Request: Each entry below is to be extracted exactly.

*** Task material

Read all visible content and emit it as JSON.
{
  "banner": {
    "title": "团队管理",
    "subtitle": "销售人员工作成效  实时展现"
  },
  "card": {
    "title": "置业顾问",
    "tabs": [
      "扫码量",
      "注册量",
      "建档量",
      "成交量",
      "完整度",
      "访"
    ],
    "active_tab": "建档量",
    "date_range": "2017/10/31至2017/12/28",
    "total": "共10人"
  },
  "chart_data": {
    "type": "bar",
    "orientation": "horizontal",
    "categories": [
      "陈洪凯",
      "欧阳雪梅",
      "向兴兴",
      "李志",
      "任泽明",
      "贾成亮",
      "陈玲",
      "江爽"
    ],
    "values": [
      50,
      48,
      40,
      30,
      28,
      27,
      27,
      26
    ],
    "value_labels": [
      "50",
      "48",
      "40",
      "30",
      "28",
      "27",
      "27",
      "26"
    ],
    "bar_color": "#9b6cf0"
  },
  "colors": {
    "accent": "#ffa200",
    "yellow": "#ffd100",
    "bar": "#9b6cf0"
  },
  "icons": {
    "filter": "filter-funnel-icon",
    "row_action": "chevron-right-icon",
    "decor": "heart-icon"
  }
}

******

Expected answer:
Read all visible content and emit it as JSON.
{
  "banner": {
    "title": "团队管理",
    "subtitle": "销售人员工作成效  实时展现"
  },
  "card": {
    "title": "置业顾问",
    "tabs": [
      "扫码量",
      "注册量",
      "建档量",
      "成交量",
      "完整度",
      "访"
    ],
    "active_tab": "建档量",
    "date_range": "2017/10/31至2017/12/28",
    "total": "共10人"
  },
  "chart_data": {
    "type": "bar",
    "orientation": "horizontal",
    "categories": [
      "陈洪凯",
      "欧阳雪梅",
      "向兴兴",
      "李志",
      "任泽明",
      "贾成亮",
      "陈玲",
      "江爽"
    ],
    "values": [
      50,
      48,
      40,
      30,
      28,
      27,
      27,
      26
    ],
    "value_labels": [
      "50",
      "48",
      "40",
      "30",
      "28",
      "27",
      "27",
      "26"
    ],
    "bar_color": "#9b6cf0"
  },
  "colors": {
    "accent": "#ffa200",
    "yellow": "#ffd100",
    "bar": "#9b6cf0"
  },
  "icons": {
    "filter": "filter-funnel-icon",
    "row_action": "chevron-right-icon",
    "decor": "heart-icon"
  }
}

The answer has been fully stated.